Source data
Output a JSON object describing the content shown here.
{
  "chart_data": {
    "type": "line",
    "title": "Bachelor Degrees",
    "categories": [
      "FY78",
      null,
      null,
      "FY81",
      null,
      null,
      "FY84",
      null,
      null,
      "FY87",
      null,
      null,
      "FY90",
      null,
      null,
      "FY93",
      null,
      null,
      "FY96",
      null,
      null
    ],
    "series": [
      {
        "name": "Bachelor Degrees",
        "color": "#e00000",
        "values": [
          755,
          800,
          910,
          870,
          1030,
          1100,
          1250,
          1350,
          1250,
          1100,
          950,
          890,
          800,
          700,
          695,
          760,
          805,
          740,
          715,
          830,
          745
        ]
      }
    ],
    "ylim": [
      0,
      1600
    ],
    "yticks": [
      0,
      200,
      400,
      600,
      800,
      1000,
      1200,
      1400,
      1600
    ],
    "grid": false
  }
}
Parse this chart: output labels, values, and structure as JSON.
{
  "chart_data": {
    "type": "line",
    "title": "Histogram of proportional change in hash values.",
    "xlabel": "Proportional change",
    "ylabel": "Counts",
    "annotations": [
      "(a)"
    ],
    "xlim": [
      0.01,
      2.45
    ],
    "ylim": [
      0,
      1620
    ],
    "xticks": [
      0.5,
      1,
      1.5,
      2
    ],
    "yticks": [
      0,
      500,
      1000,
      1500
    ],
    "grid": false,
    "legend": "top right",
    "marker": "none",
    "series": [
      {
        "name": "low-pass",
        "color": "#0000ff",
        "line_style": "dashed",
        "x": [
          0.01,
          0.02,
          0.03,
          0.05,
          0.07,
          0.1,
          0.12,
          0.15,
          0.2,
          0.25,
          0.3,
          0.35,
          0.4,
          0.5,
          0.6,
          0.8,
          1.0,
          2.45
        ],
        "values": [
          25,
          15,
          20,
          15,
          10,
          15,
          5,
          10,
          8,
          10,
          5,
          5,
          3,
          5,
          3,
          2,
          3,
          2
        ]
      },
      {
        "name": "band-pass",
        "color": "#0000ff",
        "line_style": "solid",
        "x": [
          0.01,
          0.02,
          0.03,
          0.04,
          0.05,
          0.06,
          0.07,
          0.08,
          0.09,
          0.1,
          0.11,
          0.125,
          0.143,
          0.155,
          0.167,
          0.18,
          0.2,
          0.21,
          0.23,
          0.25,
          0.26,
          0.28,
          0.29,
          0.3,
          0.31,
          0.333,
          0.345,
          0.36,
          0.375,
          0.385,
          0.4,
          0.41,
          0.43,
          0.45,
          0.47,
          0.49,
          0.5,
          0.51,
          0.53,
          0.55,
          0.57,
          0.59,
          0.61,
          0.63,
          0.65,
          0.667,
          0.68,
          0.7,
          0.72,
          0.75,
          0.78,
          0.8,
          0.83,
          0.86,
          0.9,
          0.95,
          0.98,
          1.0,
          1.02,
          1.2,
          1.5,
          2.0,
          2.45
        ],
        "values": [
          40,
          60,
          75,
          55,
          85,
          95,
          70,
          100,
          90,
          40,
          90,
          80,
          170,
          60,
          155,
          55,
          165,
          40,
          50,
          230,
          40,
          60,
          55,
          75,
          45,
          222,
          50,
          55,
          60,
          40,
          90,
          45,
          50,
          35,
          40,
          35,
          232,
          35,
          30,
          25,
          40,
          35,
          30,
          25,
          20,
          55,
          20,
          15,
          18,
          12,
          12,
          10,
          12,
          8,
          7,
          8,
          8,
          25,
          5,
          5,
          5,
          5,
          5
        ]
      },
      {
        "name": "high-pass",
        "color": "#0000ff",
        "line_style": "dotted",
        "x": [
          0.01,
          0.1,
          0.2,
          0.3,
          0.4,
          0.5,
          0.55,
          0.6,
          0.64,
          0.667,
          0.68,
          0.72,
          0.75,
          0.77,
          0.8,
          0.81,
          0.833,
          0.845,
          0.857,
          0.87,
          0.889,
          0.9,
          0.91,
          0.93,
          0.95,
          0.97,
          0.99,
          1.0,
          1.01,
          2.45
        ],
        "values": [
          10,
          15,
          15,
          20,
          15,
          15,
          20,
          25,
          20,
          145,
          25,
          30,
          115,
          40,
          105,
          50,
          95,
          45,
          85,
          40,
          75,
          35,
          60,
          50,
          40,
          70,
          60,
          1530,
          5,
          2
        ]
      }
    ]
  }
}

[Task instructions]:
Quote each line of the data above exactly as written.

[Result of this exercise]:
Output a JSON object describing the content shown here.
{
  "chart_data": {
    "type": "line",
    "title": "Bachelor Degrees",
    "categories": [
      "FY78",
      null,
      null,
      "FY81",
      null,
      null,
      "FY84",
      null,
      null,
      "FY87",
      null,
      null,
      "FY90",
      null,
      null,
      "FY93",
      null,
      null,
      "FY96",
      null,
      null
    ],
    "series": [
      {
        "name": "Bachelor Degrees",
        "color": "#e00000",
        "values": [
          755,
          800,
          910,
          870,
          1030,
          1100,
          1250,
          1350,
          1250,
          1100,
          950,
          890,
          800,
          700,
          695,
          760,
          805,
          740,
          715,
          830,
          745
        ]
      }
    ],
    "ylim": [
      0,
      1600
    ],
    "yticks": [
      0,
      200,
      400,
      600,
      800,
      1000,
      1200,
      1400,
      1600
    ],
    "grid": false
  }
}
Parse this chart: output labels, values, and structure as JSON.
{
  "chart_data": {
    "type": "line",
    "title": "Histogram of proportional change in hash values.",
    "xlabel": "Proportional change",
    "ylabel": "Counts",
    "annotations": [
      "(a)"
    ],
    "xlim": [
      0.01,
      2.45
    ],
    "ylim": [
      0,
      1620
    ],
    "xticks": [
      0.5,
      1,
      1.5,
      2
    ],
    "yticks": [
      0,
      500,
      1000,
      1500
    ],
    "grid": false,
    "legend": "top right",
    "marker": "none",
    "series": [
      {
        "name": "low-pass",
        "color": "#0000ff",
        "line_style": "dashed",
        "x": [
          0.01,
          0.02,
          0.03,
          0.05,
          0.07,
          0.1,
          0.12,
          0.15,
          0.2,
          0.25,
          0.3,
          0.35,
          0.4,
          0.5,
          0.6,
          0.8,
          1.0,
          2.45
        ],
        "values": [
          25,
          15,
          20,
          15,
          10,
          15,
          5,
          10,
          8,
          10,
          5,
          5,
          3,
          5,
          3,
          2,
          3,
          2
        ]
      },
      {
        "name": "band-pass",
        "color": "#0000ff",
        "line_style": "solid",
        "x": [
          0.01,
          0.02,
          0.03,
          0.04,
          0.05,
          0.06,
          0.07,
          0.08,
          0.09,
          0.1,
          0.11,
          0.125,
          0.143,
          0.155,
          0.167,
          0.18,
          0.2,
          0.21,
          0.23,
          0.25,
          0.26,
          0.28,
          0.29,
          0.3,
          0.31,
          0.333,
          0.345,
          0.36,
          0.375,
          0.385,
          0.4,
          0.41,
          0.43,
          0.45,
          0.47,
          0.49,
          0.5,
          0.51,
          0.53,
          0.55,
          0.57,
          0.59,
          0.61,
          0.63,
          0.65,
          0.667,
          0.68,
          0.7,
          0.72,
          0.75,
          0.78,
          0.8,
          0.83,
          0.86,
          0.9,
          0.95,
          0.98,
          1.0,
          1.02,
          1.2,
          1.5,
          2.0,
          2.45
        ],
        "values": [
          40,
          60,
          75,
          55,
          85,
          95,
          70,
          100,
          90,
          40,
          90,
          80,
          170,
          60,
          155,
          55,
          165,
          40,
          50,
          230,
          40,
          60,
          55,
          75,
          45,
          222,
          50,
          55,
          60,
          40,
          90,
          45,
          50,
          35,
          40,
          35,
          232,
          35,
          30,
          25,
          40,
          35,
          30,
          25,
          20,
          55,
          20,
          15,
          18,
          12,
          12,
          10,
          12,
          8,
          7,
          8,
          8,
          25,
          5,
          5,
          5,
          5,
          5
        ]
      },
      {
        "name": "high-pass",
        "color": "#0000ff",
        "line_style": "dotted",
        "x": [
          0.01,
          0.1,
          0.2,
          0.3,
          0.4,
          0.5,
          0.55,
          0.6,
          0.64,
          0.667,
          0.68,
          0.72,
          0.75,
          0.77,
          0.8,
          0.81,
          0.833,
          0.845,
          0.857,
          0.87,
          0.889,
          0.9,
          0.91,
          0.93,
          0.95,
          0.97,
          0.99,
          1.0,
          1.01,
          2.45
        ],
        "values": [
          10,
          15,
          15,
          20,
          15,
          15,
          20,
          25,
          20,
          145,
          25,
          30,
          115,
          40,
          105,
          50,
          95,
          45,
          85,
          40,
          75,
          35,
          60,
          50,
          40,
          70,
          60,
          1530,
          5,
          2
        ]
      }
    ]
  }
}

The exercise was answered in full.